Which lines in the records contain the word "mattis" with the same capitalization? Find each one and copy it in full.
***** PROVIDED MATERIAL
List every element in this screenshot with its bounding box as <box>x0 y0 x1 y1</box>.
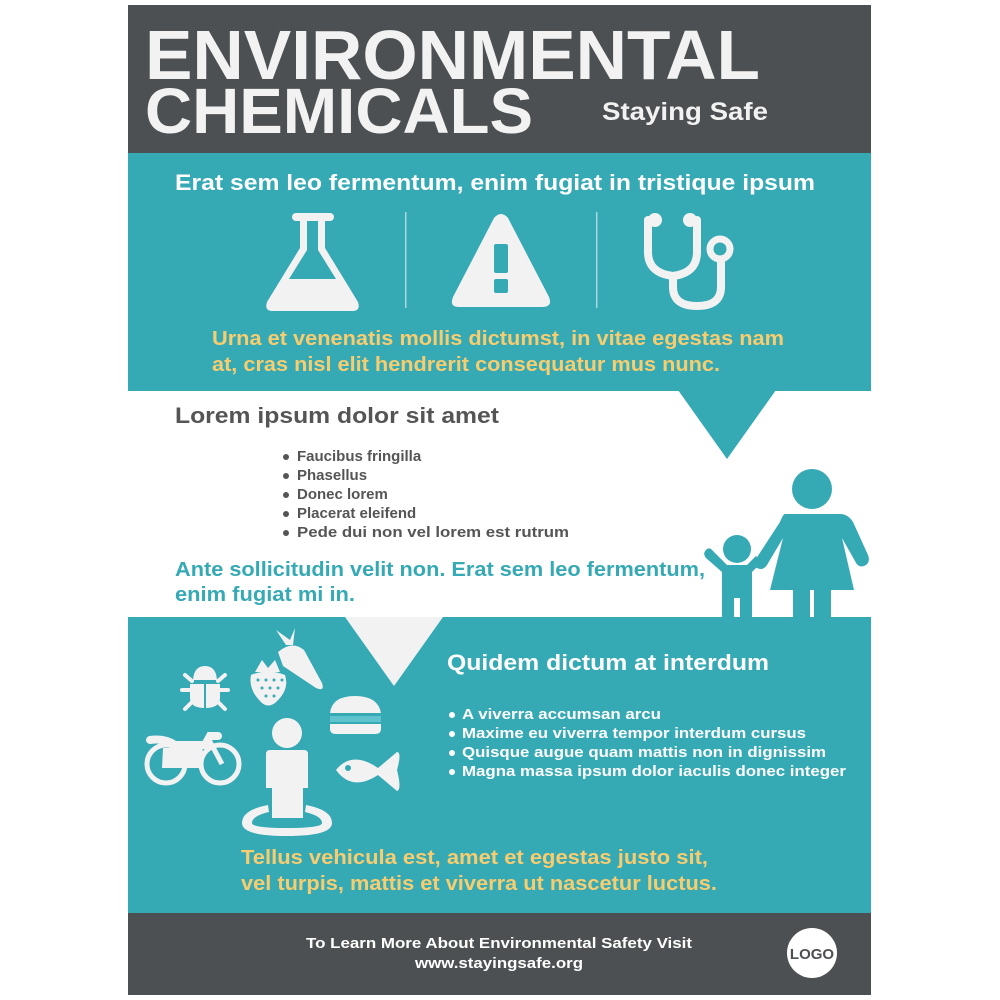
icon: burger <box>330 696 381 734</box>
bullet list: Quisque augue quam mattis non in dignissim <box>462 744 826 761</box>
divider <box>405 212 406 308</box>
title: CHEMICALS <box>145 75 533 147</box>
teal text <box>175 559 705 606</box>
footer text <box>306 935 692 972</box>
bullet list: Placerat eleifend <box>297 505 416 522</box>
teal text: Ante sollicitudin velit non. Erat sem leo fermentum, <box>175 559 705 581</box>
bullet list: Donec lorem <box>297 486 388 503</box>
header panel <box>128 5 871 153</box>
heading: Erat sem leo fermentum, enim fugiat in tristique ipsum <box>175 170 815 195</box>
subtitle: Staying Safe <box>602 98 768 126</box>
yellow text: at, cras nisl elit hendrerit consequatur mus nunc. <box>212 354 720 376</box>
bullet list <box>283 448 569 541</box>
arrow: teal pointer down <box>678 390 776 459</box>
title <box>145 16 760 147</box>
heading: quidem: Quidem dictum at interdum <box>447 650 769 675</box>
bullet list: Faucibus fringilla <box>297 448 422 465</box>
divider <box>596 212 598 308</box>
icon: fish <box>336 752 400 791</box>
logo <box>787 928 837 978</box>
icon: person with ring <box>242 718 332 836</box>
icon: flask <box>266 213 359 311</box>
bullet list <box>449 706 846 780</box>
icon: mother and child <box>704 469 869 617</box>
yellow text: Tellus vehicula est, amet et egestas justo sit, <box>241 847 708 869</box>
icon: stethoscope <box>648 216 730 306</box>
heading: lorem ipsum: Lorem ipsum dolor sit amet <box>175 403 500 428</box>
yellow text <box>212 328 784 376</box>
teal text: enim fugiat mi in. <box>175 584 355 606</box>
footer <box>128 913 871 995</box>
bullet list: Maxime eu viverra tempor interdum cursus <box>462 725 806 742</box>
icon: bug <box>182 666 228 709</box>
bullet list: Phasellus <box>297 467 367 484</box>
icon: strawberry and carrot <box>250 628 323 706</box>
bullet list: A viverra accumsan arcu <box>462 706 661 723</box>
title: ENVIRONMENTAL <box>145 16 760 94</box>
yellow text: Urna et venenatis mollis dictumst, in vitae egestas nam <box>212 328 784 350</box>
bullet list: Magna massa ipsum dolor iaculis donec integer <box>462 763 846 780</box>
yellow text <box>241 847 717 895</box>
panel: top teal section <box>128 153 871 391</box>
logo: LOGO <box>790 946 834 963</box>
arrow: white pointer <box>345 617 443 686</box>
footer text: To Learn More About Environmental Safety Visit <box>306 935 692 952</box>
icon: warning <box>452 214 550 307</box>
footer text: www.stayingsafe.org <box>414 955 583 972</box>
bullet list: Pede dui non vel lorem est rutrum <box>297 524 569 541</box>
yellow text: vel turpis, mattis et viverra ut nascetur luctus. <box>241 873 717 895</box>
icon: motorbike <box>147 736 239 783</box>
panel: bottom teal section <box>128 617 871 913</box>
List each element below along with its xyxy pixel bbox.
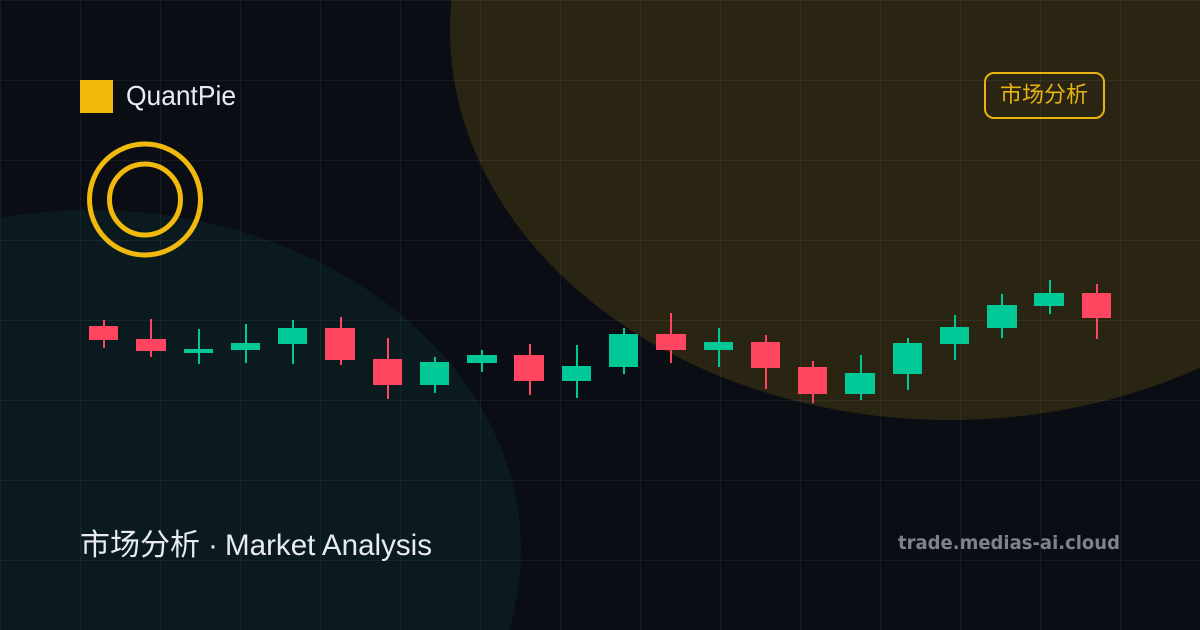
brand logo	[80, 80, 236, 113]
tag: market analysis: 市场分析	[1000, 82, 1088, 107]
tag: market analysis	[985, 73, 1104, 118]
brand name: QuantPie	[126, 80, 236, 111]
candlestick chart	[89, 280, 1111, 403]
icon: yellow square	[80, 80, 113, 113]
site url: trade.medias-ai.cloud	[898, 532, 1120, 554]
title: ·	[208, 529, 218, 562]
title: Market Analysis	[225, 529, 432, 562]
title: 市场分析	[80, 529, 200, 562]
title	[80, 529, 432, 562]
background blob: teal	[0, 210, 521, 630]
background blob: yellow	[450, 0, 1200, 420]
icon: concentric rings	[90, 144, 200, 255]
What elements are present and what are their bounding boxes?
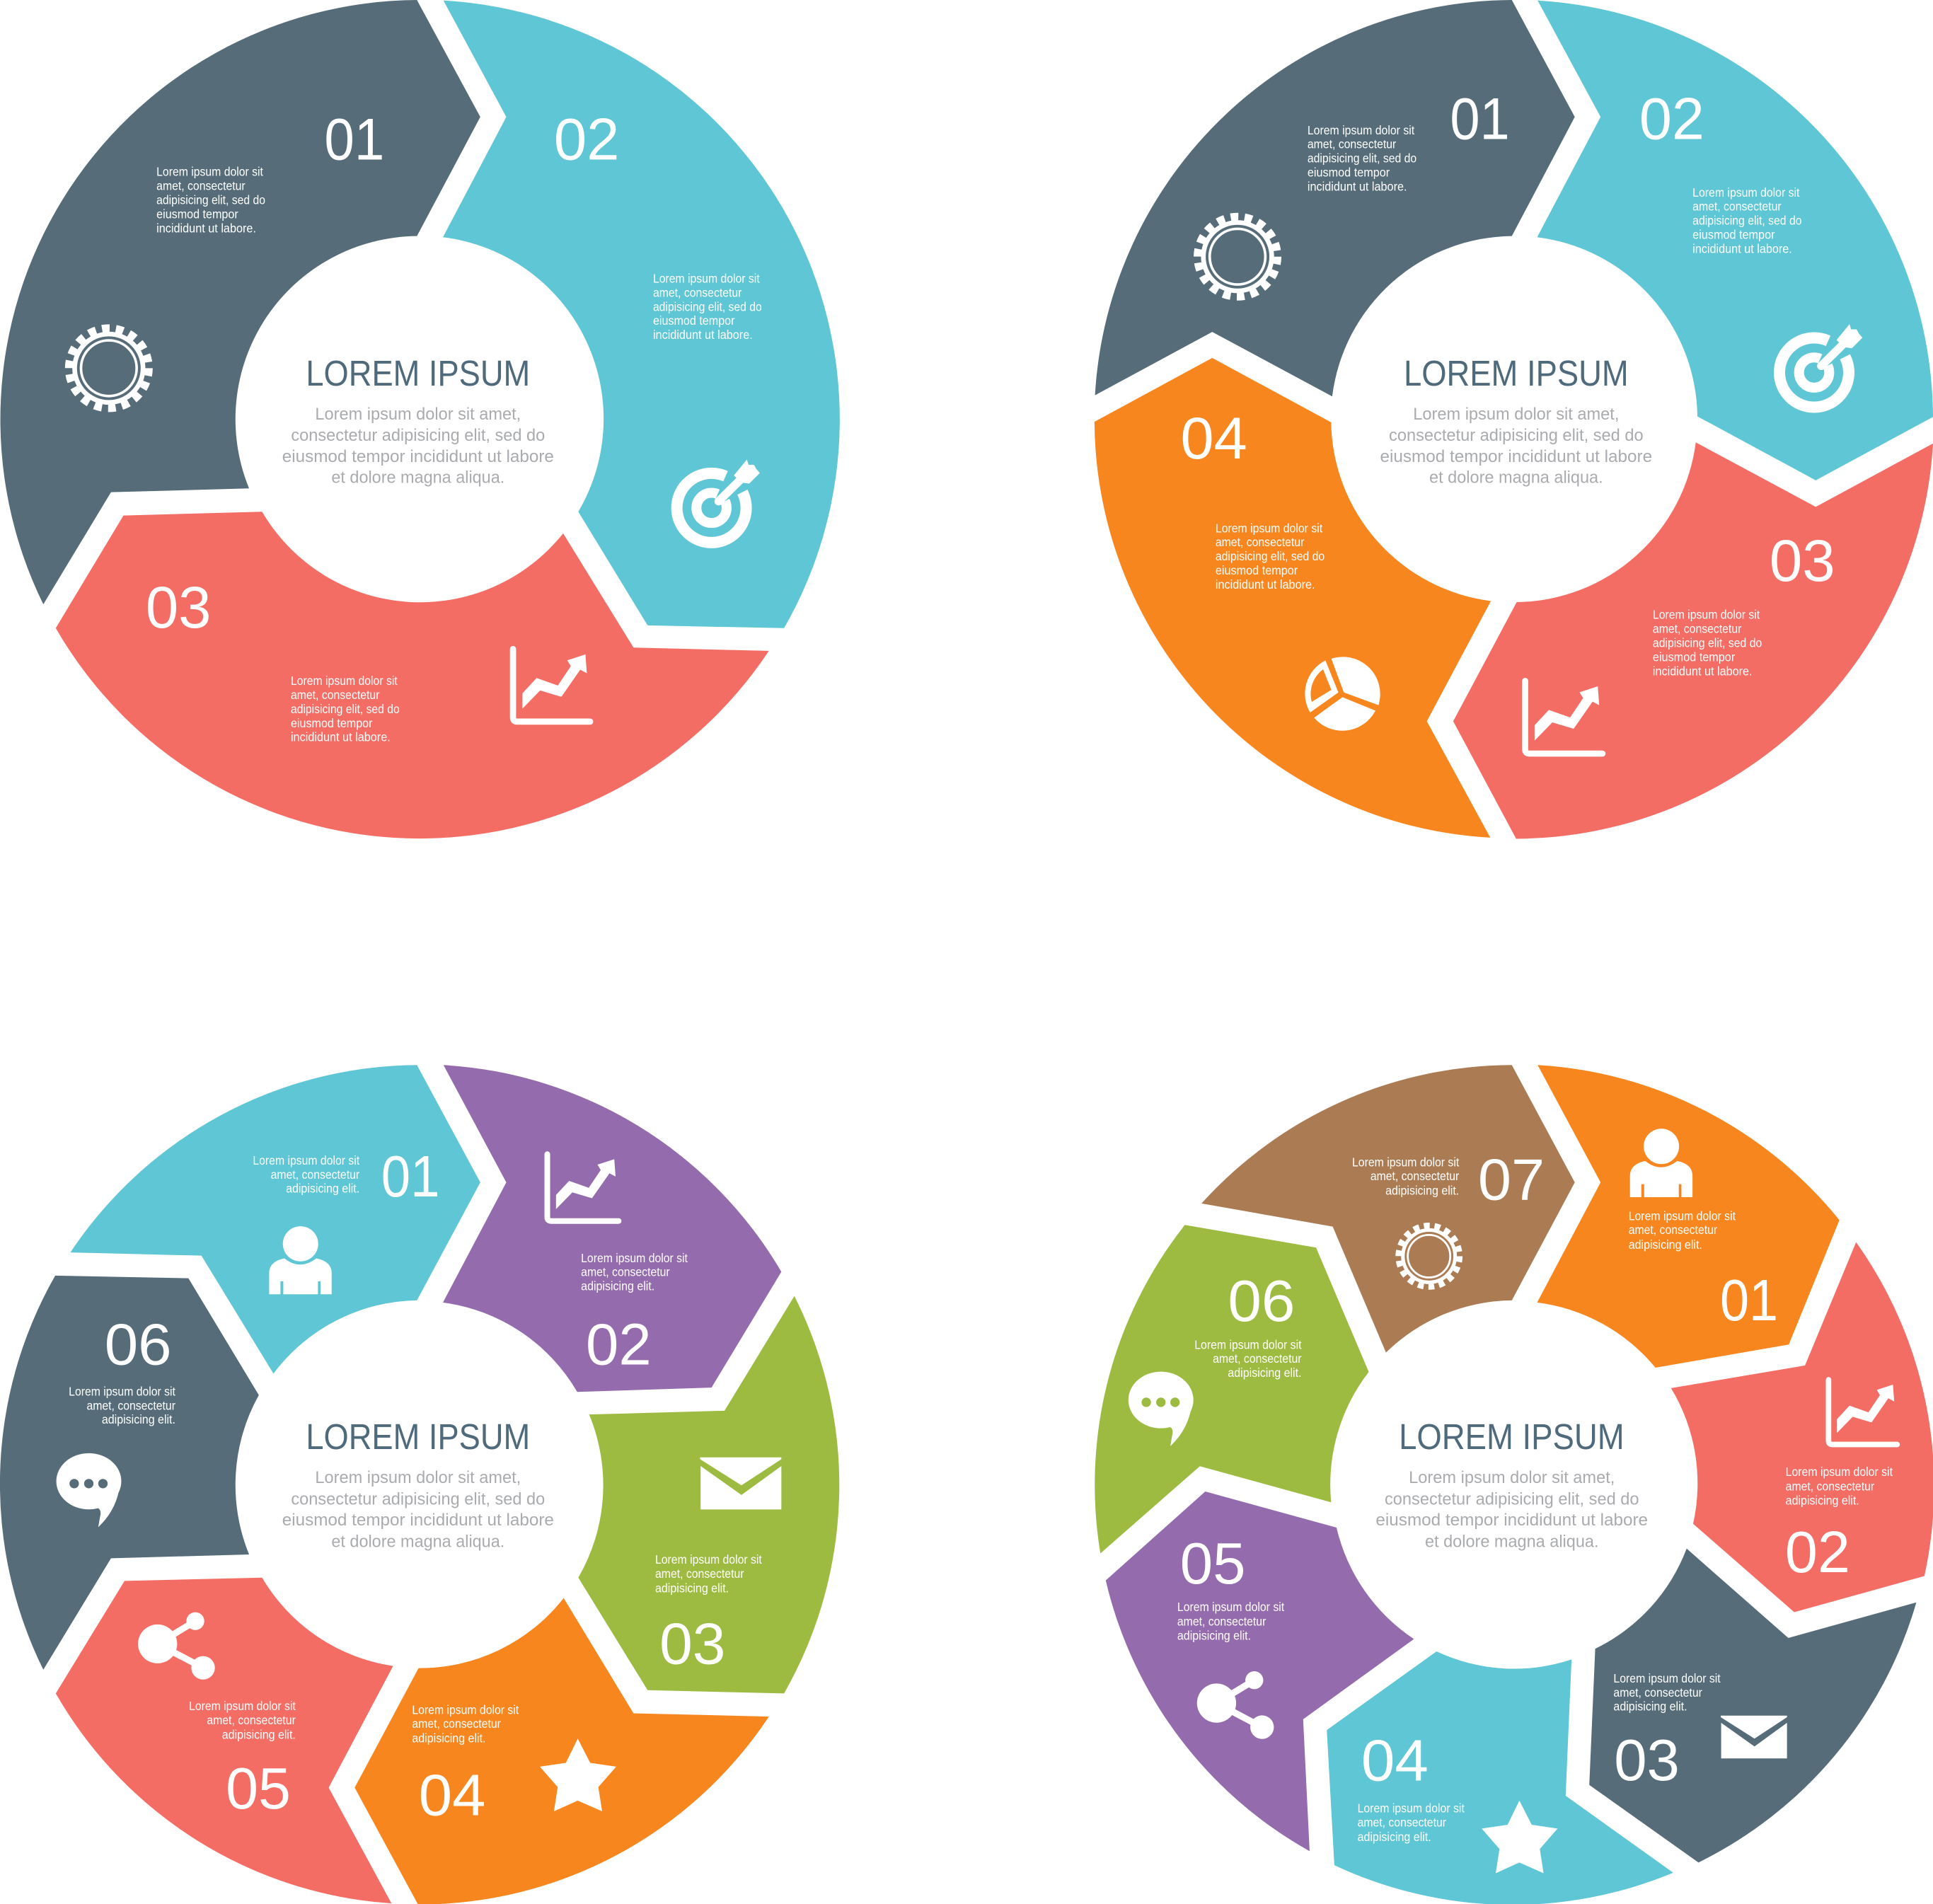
**********
#### [RESPONSE FOR THIS EXERCISE]
bullet list: Quisque augue quam mattis non in dignissim <box>462 744 826 761</box>
yellow text: vel turpis, mattis et viverra ut nascetur luctus. <box>241 873 717 895</box>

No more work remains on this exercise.